Instructions for the task: Reproduce the records below exactly as they appear, omitting any pictures they contain.

# Input records start

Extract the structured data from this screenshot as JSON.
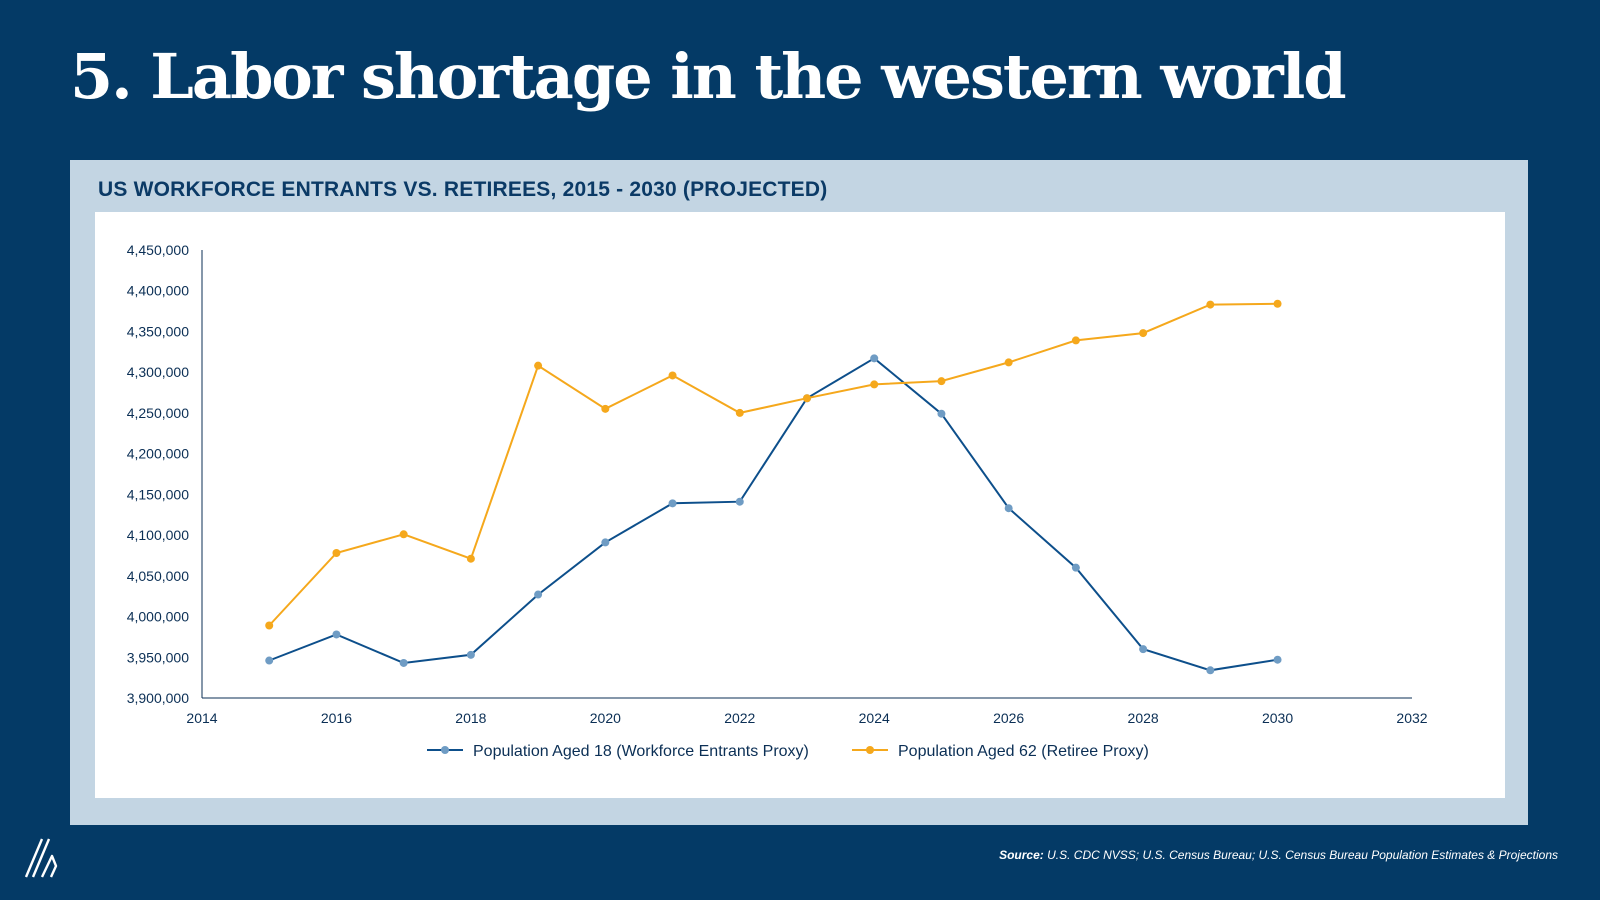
{
  "slide": {
    "title": "5. Labor shortage in the western world"
  },
  "panel": {
    "heading": "US WORKFORCE ENTRANTS VS. RETIREES, 2015 - 2030 (PROJECTED)"
  },
  "footer": {
    "source_label": "Source:",
    "source_text": " U.S. CDC NVSS; U.S. Census Bureau;  U.S. Census Bureau Population Estimates & Projections"
  },
  "colors": {
    "background": "#043a66",
    "panel": "#c3d5e3",
    "series_entrants_line": "#0d4f8b",
    "series_entrants_marker": "#6f9cc4",
    "series_retirees": "#f5a81c",
    "axis": "#0b2f55"
  },
  "chart_data": {
    "type": "line",
    "title": "US WORKFORCE ENTRANTS VS. RETIREES, 2015 - 2030 (PROJECTED)",
    "xlabel": "",
    "ylabel": "",
    "xlim": [
      2014,
      2032
    ],
    "ylim": [
      3900000,
      4450000
    ],
    "x_ticks": [
      2014,
      2016,
      2018,
      2020,
      2022,
      2024,
      2026,
      2028,
      2030,
      2032
    ],
    "y_ticks": [
      3900000,
      3950000,
      4000000,
      4050000,
      4100000,
      4150000,
      4200000,
      4250000,
      4300000,
      4350000,
      4400000,
      4450000
    ],
    "x_tick_labels": [
      "2014",
      "2016",
      "2018",
      "2020",
      "2022",
      "2024",
      "2026",
      "2028",
      "2030",
      "2032"
    ],
    "y_tick_labels": [
      "3,900,000",
      "3,950,000",
      "4,000,000",
      "4,050,000",
      "4,100,000",
      "4,150,000",
      "4,200,000",
      "4,250,000",
      "4,300,000",
      "4,350,000",
      "4,400,000",
      "4,450,000"
    ],
    "grid": false,
    "legend_position": "bottom-center",
    "x": [
      2015,
      2016,
      2017,
      2018,
      2019,
      2020,
      2021,
      2022,
      2023,
      2024,
      2025,
      2026,
      2027,
      2028,
      2029,
      2030
    ],
    "series": [
      {
        "name": "Population Aged 18 (Workforce Entrants Proxy)",
        "color": "#0d4f8b",
        "marker_color": "#6f9cc4",
        "values": [
          3946000,
          3978000,
          3943000,
          3953000,
          4027000,
          4091000,
          4139000,
          4141000,
          4268000,
          4317000,
          4249000,
          4133000,
          4060000,
          3960000,
          3934000,
          3947000
        ]
      },
      {
        "name": "Population Aged 62 (Retiree Proxy)",
        "color": "#f5a81c",
        "marker_color": "#f5a81c",
        "values": [
          3989000,
          4078000,
          4101000,
          4071000,
          4308000,
          4255000,
          4296000,
          4250000,
          4268000,
          4285000,
          4289000,
          4312000,
          4339000,
          4348000,
          4383000,
          4384000
        ]
      }
    ]
  }
}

# Input records end

Solution below:
Extract the structured data from this screenshot as JSON.
{
  "slide": {
    "title": "5. Labor shortage in the western world"
  },
  "panel": {
    "heading": "US WORKFORCE ENTRANTS VS. RETIREES, 2015 - 2030 (PROJECTED)"
  },
  "footer": {
    "source_label": "Source:",
    "source_text": " U.S. CDC NVSS; U.S. Census Bureau;  U.S. Census Bureau Population Estimates & Projections"
  },
  "colors": {
    "background": "#043a66",
    "panel": "#c3d5e3",
    "series_entrants_line": "#0d4f8b",
    "series_entrants_marker": "#6f9cc4",
    "series_retirees": "#f5a81c",
    "axis": "#0b2f55"
  },
  "chart_data": {
    "type": "line",
    "title": "US WORKFORCE ENTRANTS VS. RETIREES, 2015 - 2030 (PROJECTED)",
    "xlabel": "",
    "ylabel": "",
    "xlim": [
      2014,
      2032
    ],
    "ylim": [
      3900000,
      4450000
    ],
    "x_ticks": [
      2014,
      2016,
      2018,
      2020,
      2022,
      2024,
      2026,
      2028,
      2030,
      2032
    ],
    "y_ticks": [
      3900000,
      3950000,
      4000000,
      4050000,
      4100000,
      4150000,
      4200000,
      4250000,
      4300000,
      4350000,
      4400000,
      4450000
    ],
    "x_tick_labels": [
      "2014",
      "2016",
      "2018",
      "2020",
      "2022",
      "2024",
      "2026",
      "2028",
      "2030",
      "2032"
    ],
    "y_tick_labels": [
      "3,900,000",
      "3,950,000",
      "4,000,000",
      "4,050,000",
      "4,100,000",
      "4,150,000",
      "4,200,000",
      "4,250,000",
      "4,300,000",
      "4,350,000",
      "4,400,000",
      "4,450,000"
    ],
    "grid": false,
    "legend_position": "bottom-center",
    "x": [
      2015,
      2016,
      2017,
      2018,
      2019,
      2020,
      2021,
      2022,
      2023,
      2024,
      2025,
      2026,
      2027,
      2028,
      2029,
      2030
    ],
    "series": [
      {
        "name": "Population Aged 18 (Workforce Entrants Proxy)",
        "color": "#0d4f8b",
        "marker_color": "#6f9cc4",
        "values": [
          3946000,
          3978000,
          3943000,
          3953000,
          4027000,
          4091000,
          4139000,
          4141000,
          4268000,
          4317000,
          4249000,
          4133000,
          4060000,
          3960000,
          3934000,
          3947000
        ]
      },
      {
        "name": "Population Aged 62 (Retiree Proxy)",
        "color": "#f5a81c",
        "marker_color": "#f5a81c",
        "values": [
          3989000,
          4078000,
          4101000,
          4071000,
          4308000,
          4255000,
          4296000,
          4250000,
          4268000,
          4285000,
          4289000,
          4312000,
          4339000,
          4348000,
          4383000,
          4384000
        ]
      }
    ]
  }
}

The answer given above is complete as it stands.